Chapter 20: of the hasty saying of these holy hours and of over-skipping.
It is such a great peril to omit anything from this holy service as I said before, therefore all who are bound to say them should not only accustom their heart to remember this, but also to use their time to say it appropriately and distinctly without failing or skipping over words or syllables. It is like a good harper who strikes all of the strings of his heart at the right time; if he were to strike only the first and the last or if he would strike them recklessly all at once, he would make no decent melody. Rightly God’s service is compared to the songs of a harp as the prophet says: Psallite domino in cithera. That is, sing to God on the harp. Therefore in this harp of our Lord’s service, you ought to strike all the strings – that is to say, all the words and syllables each in its kind and its proper place and not rattle them out together as if you would say them all at once. For the praise of God in his church ought to accord with his praise in heaven concerning which St. John in the Apocalypse after he had heard it said this: Et vocem quam audivi sicut citharedorum citharisancium in citharis suis. That is, the voice that I heard in heaven was the voice of harpers harping on their harps.
When Aaron—by our Lord’s command—offered a calf upon the altar, he cut it into pieces and then offered it up with the head and each of its members. By this calf is understood the service of our Lord’s praise which is much more acceptable to him than the offering of any calf as the prophet says: Laudabo nomen dei cum cantico et magnificabo eum in laude, Et placebit deo super vitulum novellum. That is, I shall praise the name of God with song and I shall make much of him in praise and it shall please God more than the offering of any young calf. But when this calf of our Lord’s praise is offered, it must be cut into pieces, for all the words and syllables ought to be said distinctly from the beginning to the end in each member and in each part of it.
========
**Given task A**
Do the following statements agree with the chapter on the hasty saying of the holy hours? Answer yes or no for each, and quote the deciding words of the text.
(i) The text compares God's service to the songs of a harp.
(ii) Aaron offered a lamb upon the altar.
(iii) In heaven, St. John heard the voice of trumpeters.
========
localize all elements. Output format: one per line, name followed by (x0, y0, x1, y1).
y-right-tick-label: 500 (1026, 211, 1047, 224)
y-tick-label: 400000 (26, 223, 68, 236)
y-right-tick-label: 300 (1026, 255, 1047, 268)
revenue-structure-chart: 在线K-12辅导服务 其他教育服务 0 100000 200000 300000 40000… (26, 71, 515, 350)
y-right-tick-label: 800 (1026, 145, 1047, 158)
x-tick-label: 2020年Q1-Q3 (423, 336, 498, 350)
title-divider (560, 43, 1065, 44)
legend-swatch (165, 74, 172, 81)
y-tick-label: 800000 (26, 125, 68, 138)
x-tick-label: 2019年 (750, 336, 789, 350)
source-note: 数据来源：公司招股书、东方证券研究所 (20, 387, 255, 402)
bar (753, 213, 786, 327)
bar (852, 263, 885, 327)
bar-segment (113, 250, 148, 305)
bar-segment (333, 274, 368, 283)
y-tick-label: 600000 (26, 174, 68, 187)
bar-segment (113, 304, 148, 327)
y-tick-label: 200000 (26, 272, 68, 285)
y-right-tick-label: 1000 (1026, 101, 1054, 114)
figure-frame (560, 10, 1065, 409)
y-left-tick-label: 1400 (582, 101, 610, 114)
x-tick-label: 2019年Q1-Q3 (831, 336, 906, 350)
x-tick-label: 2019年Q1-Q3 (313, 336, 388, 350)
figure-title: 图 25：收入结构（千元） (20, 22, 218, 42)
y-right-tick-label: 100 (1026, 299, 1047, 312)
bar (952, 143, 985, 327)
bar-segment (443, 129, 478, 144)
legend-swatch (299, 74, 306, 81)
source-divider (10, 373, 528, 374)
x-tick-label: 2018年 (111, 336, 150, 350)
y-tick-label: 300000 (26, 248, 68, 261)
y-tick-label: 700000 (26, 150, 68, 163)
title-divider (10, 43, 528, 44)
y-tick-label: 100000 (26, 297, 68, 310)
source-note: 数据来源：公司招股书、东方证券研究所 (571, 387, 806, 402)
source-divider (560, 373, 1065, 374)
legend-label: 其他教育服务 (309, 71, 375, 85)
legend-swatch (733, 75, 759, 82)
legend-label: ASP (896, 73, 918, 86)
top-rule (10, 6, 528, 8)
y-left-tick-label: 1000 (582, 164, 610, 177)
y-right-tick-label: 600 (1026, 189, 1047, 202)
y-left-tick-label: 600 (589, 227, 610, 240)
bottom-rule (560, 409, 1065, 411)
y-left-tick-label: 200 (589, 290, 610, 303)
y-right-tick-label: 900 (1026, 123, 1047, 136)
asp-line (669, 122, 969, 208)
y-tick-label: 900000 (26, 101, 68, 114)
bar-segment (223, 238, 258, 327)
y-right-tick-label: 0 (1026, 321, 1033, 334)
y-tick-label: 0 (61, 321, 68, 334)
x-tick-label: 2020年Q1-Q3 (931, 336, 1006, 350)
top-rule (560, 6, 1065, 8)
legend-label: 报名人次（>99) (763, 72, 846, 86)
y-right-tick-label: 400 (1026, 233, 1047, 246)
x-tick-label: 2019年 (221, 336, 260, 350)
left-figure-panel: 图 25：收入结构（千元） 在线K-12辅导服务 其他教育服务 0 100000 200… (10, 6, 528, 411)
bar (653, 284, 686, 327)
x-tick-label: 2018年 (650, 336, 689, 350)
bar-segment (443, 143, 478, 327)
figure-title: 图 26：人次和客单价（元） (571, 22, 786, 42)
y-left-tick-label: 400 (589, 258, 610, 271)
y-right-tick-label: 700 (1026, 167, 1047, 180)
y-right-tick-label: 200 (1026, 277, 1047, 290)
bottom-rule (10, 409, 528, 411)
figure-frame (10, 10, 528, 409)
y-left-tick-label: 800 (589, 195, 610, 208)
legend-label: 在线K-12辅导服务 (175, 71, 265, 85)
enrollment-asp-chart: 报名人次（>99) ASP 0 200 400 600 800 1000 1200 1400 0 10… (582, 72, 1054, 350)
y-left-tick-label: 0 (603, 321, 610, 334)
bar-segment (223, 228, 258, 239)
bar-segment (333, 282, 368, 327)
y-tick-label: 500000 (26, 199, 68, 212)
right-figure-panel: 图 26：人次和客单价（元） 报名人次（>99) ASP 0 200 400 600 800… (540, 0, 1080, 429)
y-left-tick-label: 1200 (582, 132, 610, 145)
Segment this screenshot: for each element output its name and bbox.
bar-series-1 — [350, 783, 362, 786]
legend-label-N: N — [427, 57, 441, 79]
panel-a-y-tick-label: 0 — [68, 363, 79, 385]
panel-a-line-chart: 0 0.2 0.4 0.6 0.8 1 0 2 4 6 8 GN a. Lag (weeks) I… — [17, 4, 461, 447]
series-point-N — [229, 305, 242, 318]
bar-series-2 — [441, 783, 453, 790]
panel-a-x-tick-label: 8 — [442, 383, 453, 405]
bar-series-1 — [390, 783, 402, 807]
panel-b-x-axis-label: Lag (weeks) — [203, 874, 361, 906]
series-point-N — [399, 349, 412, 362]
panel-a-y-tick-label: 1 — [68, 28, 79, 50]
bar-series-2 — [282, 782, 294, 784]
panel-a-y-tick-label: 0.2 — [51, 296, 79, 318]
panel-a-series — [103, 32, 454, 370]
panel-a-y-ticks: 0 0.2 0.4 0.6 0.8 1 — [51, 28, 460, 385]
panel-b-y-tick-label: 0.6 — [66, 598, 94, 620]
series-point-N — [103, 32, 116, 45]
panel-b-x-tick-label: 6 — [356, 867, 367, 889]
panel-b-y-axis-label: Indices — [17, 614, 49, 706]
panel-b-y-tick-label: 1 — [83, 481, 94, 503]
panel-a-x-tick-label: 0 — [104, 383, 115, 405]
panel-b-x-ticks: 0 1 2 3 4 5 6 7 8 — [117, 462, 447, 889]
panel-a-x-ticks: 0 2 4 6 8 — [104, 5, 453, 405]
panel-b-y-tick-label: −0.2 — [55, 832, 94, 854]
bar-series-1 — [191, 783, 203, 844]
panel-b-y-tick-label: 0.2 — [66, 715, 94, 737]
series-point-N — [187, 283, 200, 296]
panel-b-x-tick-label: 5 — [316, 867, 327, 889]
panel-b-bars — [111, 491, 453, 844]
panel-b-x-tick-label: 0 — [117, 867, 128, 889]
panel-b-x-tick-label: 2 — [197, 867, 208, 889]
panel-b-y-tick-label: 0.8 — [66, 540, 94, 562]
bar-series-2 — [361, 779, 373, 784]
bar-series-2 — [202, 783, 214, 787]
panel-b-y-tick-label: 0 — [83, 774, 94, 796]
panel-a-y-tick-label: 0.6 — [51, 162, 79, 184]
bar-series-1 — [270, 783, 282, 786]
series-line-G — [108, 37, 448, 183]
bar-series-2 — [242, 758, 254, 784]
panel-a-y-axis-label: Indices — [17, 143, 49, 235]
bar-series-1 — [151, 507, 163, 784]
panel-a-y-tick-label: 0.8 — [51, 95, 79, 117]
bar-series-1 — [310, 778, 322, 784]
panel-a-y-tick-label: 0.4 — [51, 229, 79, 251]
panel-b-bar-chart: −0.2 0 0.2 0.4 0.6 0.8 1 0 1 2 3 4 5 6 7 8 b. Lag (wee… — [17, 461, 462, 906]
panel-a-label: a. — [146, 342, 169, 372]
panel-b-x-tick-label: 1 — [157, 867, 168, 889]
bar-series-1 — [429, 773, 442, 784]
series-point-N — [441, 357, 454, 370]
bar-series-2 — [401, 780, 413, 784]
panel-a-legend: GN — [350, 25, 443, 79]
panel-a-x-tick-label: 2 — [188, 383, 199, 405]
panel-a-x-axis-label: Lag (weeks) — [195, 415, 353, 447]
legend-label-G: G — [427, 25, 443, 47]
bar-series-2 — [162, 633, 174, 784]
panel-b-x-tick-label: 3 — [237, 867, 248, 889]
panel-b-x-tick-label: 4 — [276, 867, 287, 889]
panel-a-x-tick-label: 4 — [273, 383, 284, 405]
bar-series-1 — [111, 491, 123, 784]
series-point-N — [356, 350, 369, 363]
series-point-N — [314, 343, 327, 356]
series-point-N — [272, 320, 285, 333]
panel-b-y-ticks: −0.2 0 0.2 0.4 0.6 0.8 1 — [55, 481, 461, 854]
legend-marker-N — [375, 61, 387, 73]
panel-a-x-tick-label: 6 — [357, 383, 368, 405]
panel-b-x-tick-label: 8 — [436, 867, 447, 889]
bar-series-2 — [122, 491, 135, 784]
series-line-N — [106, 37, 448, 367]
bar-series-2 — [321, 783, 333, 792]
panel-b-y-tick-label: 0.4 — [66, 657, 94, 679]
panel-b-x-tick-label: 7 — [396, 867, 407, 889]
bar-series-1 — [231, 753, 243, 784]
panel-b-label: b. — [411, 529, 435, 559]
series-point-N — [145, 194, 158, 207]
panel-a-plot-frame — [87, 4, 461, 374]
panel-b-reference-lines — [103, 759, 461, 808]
========
**Given task B**
Reproduce everything in the entries from their start down to the line containing "bar-segment (113, 304, 148, 327)", with both ends included.

**Correct result A**
(i) Yes: "Rightly God’s service is compared to the songs of a harp"
(ii) No: "offered a calf upon the altar"
(iii) No: "the voice that I heard in heaven was the voice of harpers harping on their harps."

**Correct result B**
localize all elements. Output format: one per line, name followed by (x0, y0, x1, y1).
y-right-tick-label: 500 (1026, 211, 1047, 224)
y-tick-label: 400000 (26, 223, 68, 236)
y-right-tick-label: 300 (1026, 255, 1047, 268)
revenue-structure-chart: 在线K-12辅导服务 其他教育服务 0 100000 200000 300000 40000… (26, 71, 515, 350)
y-right-tick-label: 800 (1026, 145, 1047, 158)
x-tick-label: 2020年Q1-Q3 (423, 336, 498, 350)
title-divider (560, 43, 1065, 44)
legend-swatch (165, 74, 172, 81)
y-tick-label: 800000 (26, 125, 68, 138)
x-tick-label: 2019年 (750, 336, 789, 350)
source-note: 数据来源：公司招股书、东方证券研究所 (20, 387, 255, 402)
bar (753, 213, 786, 327)
bar (852, 263, 885, 327)
bar-segment (113, 250, 148, 305)
bar-segment (333, 274, 368, 283)
y-tick-label: 600000 (26, 174, 68, 187)
bar-segment (113, 304, 148, 327)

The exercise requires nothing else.